Data entries:
○ ○ ○ ○ ○ ○ ○

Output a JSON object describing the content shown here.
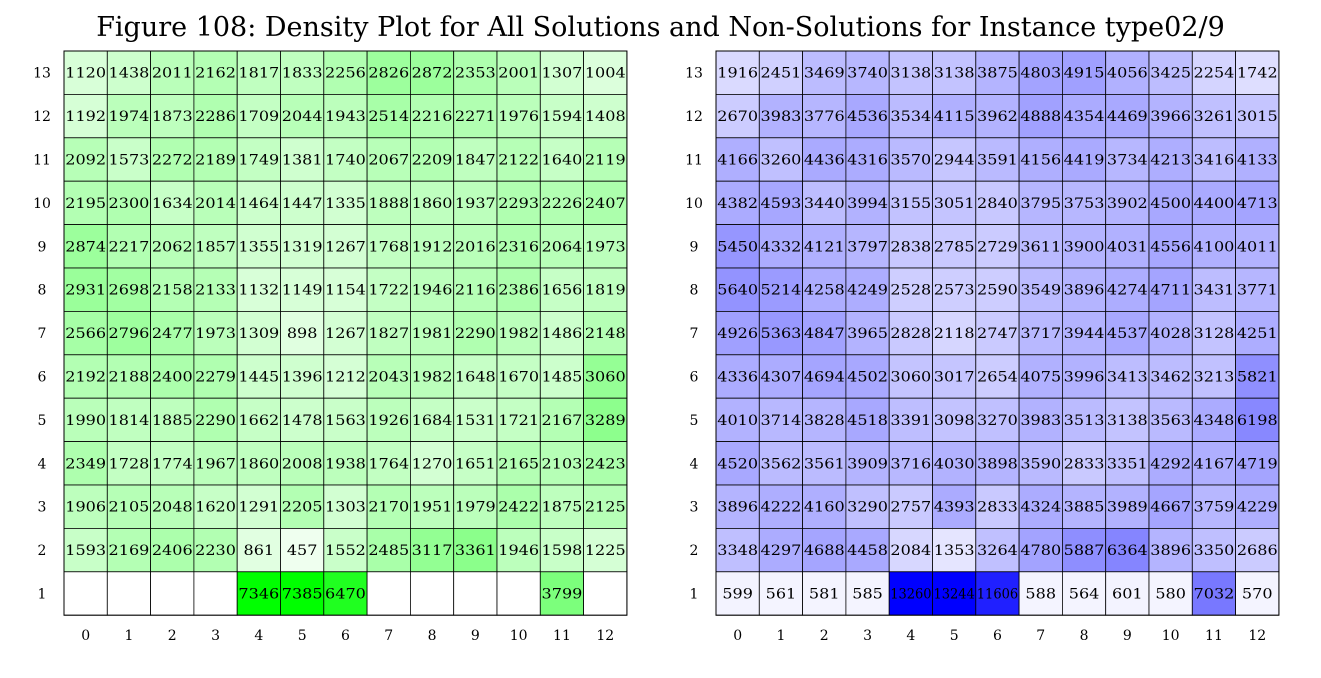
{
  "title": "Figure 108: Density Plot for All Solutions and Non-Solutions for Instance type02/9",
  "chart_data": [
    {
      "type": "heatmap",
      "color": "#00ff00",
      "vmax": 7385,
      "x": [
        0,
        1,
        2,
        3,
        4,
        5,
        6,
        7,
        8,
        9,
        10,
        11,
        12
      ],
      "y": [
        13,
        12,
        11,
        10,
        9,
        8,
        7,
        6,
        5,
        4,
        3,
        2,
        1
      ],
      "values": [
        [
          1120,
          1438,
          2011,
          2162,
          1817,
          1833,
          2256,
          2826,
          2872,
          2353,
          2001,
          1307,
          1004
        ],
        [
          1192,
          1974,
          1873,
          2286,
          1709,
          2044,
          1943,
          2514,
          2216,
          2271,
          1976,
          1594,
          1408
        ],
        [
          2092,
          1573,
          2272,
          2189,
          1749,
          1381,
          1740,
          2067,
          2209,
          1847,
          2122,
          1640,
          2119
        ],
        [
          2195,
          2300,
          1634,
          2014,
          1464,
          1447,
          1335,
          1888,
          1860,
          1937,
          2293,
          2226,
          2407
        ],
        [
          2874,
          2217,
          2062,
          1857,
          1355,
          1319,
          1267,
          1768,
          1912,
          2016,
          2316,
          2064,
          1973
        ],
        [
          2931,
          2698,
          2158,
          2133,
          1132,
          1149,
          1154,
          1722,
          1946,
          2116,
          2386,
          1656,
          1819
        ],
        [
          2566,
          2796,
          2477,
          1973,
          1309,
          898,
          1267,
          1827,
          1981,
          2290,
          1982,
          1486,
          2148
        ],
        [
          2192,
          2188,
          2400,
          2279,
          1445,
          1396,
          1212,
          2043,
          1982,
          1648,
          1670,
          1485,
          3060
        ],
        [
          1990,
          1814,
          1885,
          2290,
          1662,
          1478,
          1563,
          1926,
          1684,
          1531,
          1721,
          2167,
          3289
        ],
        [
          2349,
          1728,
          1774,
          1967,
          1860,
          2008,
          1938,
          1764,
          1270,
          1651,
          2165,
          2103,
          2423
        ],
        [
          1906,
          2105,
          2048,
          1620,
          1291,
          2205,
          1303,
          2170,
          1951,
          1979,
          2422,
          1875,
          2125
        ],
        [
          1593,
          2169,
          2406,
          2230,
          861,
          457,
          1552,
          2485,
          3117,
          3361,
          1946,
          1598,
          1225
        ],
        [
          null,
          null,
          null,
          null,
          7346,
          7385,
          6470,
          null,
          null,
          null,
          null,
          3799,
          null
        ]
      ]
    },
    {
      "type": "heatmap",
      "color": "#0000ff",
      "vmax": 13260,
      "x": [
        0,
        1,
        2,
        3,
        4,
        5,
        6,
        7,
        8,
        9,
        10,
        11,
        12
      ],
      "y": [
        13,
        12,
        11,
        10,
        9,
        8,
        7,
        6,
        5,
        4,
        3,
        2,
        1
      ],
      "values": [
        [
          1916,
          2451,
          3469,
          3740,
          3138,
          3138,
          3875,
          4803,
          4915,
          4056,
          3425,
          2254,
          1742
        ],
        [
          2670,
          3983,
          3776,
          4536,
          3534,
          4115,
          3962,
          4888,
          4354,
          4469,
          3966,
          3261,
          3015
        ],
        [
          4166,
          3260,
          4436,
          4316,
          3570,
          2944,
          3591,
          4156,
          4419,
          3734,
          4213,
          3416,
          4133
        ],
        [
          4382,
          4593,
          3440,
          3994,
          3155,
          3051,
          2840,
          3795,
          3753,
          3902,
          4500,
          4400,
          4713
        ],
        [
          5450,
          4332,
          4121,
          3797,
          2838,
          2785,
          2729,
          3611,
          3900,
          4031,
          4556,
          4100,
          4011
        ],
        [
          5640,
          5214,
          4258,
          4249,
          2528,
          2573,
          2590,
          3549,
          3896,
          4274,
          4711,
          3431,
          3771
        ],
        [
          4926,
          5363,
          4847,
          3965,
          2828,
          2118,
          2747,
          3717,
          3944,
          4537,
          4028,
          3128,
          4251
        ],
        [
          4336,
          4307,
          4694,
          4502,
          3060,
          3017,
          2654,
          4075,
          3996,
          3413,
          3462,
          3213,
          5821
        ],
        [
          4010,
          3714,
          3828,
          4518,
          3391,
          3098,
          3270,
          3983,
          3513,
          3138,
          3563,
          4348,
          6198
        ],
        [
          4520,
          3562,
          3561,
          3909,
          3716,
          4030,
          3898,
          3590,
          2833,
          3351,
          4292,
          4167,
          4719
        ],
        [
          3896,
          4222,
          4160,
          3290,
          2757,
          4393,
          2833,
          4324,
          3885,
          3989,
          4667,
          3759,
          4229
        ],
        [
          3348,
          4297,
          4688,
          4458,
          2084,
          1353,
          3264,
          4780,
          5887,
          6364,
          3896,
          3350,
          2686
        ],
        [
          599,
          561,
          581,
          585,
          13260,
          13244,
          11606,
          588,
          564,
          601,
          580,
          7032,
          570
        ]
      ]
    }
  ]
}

○ ○ ○ ○ ○ ○ ○

What you are asked to do:
Each record should be quoted exactly, with the images omitted.

Result for this exercise:
Output a JSON object describing the content shown here.
{
  "title": "Figure 108: Density Plot for All Solutions and Non-Solutions for Instance type02/9",
  "chart_data": [
    {
      "type": "heatmap",
      "color": "#00ff00",
      "vmax": 7385,
      "x": [
        0,
        1,
        2,
        3,
        4,
        5,
        6,
        7,
        8,
        9,
        10,
        11,
        12
      ],
      "y": [
        13,
        12,
        11,
        10,
        9,
        8,
        7,
        6,
        5,
        4,
        3,
        2,
        1
      ],
      "values": [
        [
          1120,
          1438,
          2011,
          2162,
          1817,
          1833,
          2256,
          2826,
          2872,
          2353,
          2001,
          1307,
          1004
        ],
        [
          1192,
          1974,
          1873,
          2286,
          1709,
          2044,
          1943,
          2514,
          2216,
          2271,
          1976,
          1594,
          1408
        ],
        [
          2092,
          1573,
          2272,
          2189,
          1749,
          1381,
          1740,
          2067,
          2209,
          1847,
          2122,
          1640,
          2119
        ],
        [
          2195,
          2300,
          1634,
          2014,
          1464,
          1447,
          1335,
          1888,
          1860,
          1937,
          2293,
          2226,
          2407
        ],
        [
          2874,
          2217,
          2062,
          1857,
          1355,
          1319,
          1267,
          1768,
          1912,
          2016,
          2316,
          2064,
          1973
        ],
        [
          2931,
          2698,
          2158,
          2133,
          1132,
          1149,
          1154,
          1722,
          1946,
          2116,
          2386,
          1656,
          1819
        ],
        [
          2566,
          2796,
          2477,
          1973,
          1309,
          898,
          1267,
          1827,
          1981,
          2290,
          1982,
          1486,
          2148
        ],
        [
          2192,
          2188,
          2400,
          2279,
          1445,
          1396,
          1212,
          2043,
          1982,
          1648,
          1670,
          1485,
          3060
        ],
        [
          1990,
          1814,
          1885,
          2290,
          1662,
          1478,
          1563,
          1926,
          1684,
          1531,
          1721,
          2167,
          3289
        ],
        [
          2349,
          1728,
          1774,
          1967,
          1860,
          2008,
          1938,
          1764,
          1270,
          1651,
          2165,
          2103,
          2423
        ],
        [
          1906,
          2105,
          2048,
          1620,
          1291,
          2205,
          1303,
          2170,
          1951,
          1979,
          2422,
          1875,
          2125
        ],
        [
          1593,
          2169,
          2406,
          2230,
          861,
          457,
          1552,
          2485,
          3117,
          3361,
          1946,
          1598,
          1225
        ],
        [
          null,
          null,
          null,
          null,
          7346,
          7385,
          6470,
          null,
          null,
          null,
          null,
          3799,
          null
        ]
      ]
    },
    {
      "type": "heatmap",
      "color": "#0000ff",
      "vmax": 13260,
      "x": [
        0,
        1,
        2,
        3,
        4,
        5,
        6,
        7,
        8,
        9,
        10,
        11,
        12
      ],
      "y": [
        13,
        12,
        11,
        10,
        9,
        8,
        7,
        6,
        5,
        4,
        3,
        2,
        1
      ],
      "values": [
        [
          1916,
          2451,
          3469,
          3740,
          3138,
          3138,
          3875,
          4803,
          4915,
          4056,
          3425,
          2254,
          1742
        ],
        [
          2670,
          3983,
          3776,
          4536,
          3534,
          4115,
          3962,
          4888,
          4354,
          4469,
          3966,
          3261,
          3015
        ],
        [
          4166,
          3260,
          4436,
          4316,
          3570,
          2944,
          3591,
          4156,
          4419,
          3734,
          4213,
          3416,
          4133
        ],
        [
          4382,
          4593,
          3440,
          3994,
          3155,
          3051,
          2840,
          3795,
          3753,
          3902,
          4500,
          4400,
          4713
        ],
        [
          5450,
          4332,
          4121,
          3797,
          2838,
          2785,
          2729,
          3611,
          3900,
          4031,
          4556,
          4100,
          4011
        ],
        [
          5640,
          5214,
          4258,
          4249,
          2528,
          2573,
          2590,
          3549,
          3896,
          4274,
          4711,
          3431,
          3771
        ],
        [
          4926,
          5363,
          4847,
          3965,
          2828,
          2118,
          2747,
          3717,
          3944,
          4537,
          4028,
          3128,
          4251
        ],
        [
          4336,
          4307,
          4694,
          4502,
          3060,
          3017,
          2654,
          4075,
          3996,
          3413,
          3462,
          3213,
          5821
        ],
        [
          4010,
          3714,
          3828,
          4518,
          3391,
          3098,
          3270,
          3983,
          3513,
          3138,
          3563,
          4348,
          6198
        ],
        [
          4520,
          3562,
          3561,
          3909,
          3716,
          4030,
          3898,
          3590,
          2833,
          3351,
          4292,
          4167,
          4719
        ],
        [
          3896,
          4222,
          4160,
          3290,
          2757,
          4393,
          2833,
          4324,
          3885,
          3989,
          4667,
          3759,
          4229
        ],
        [
          3348,
          4297,
          4688,
          4458,
          2084,
          1353,
          3264,
          4780,
          5887,
          6364,
          3896,
          3350,
          2686
        ],
        [
          599,
          561,
          581,
          585,
          13260,
          13244,
          11606,
          588,
          564,
          601,
          580,
          7032,
          570
        ]
      ]
    }
  ]
}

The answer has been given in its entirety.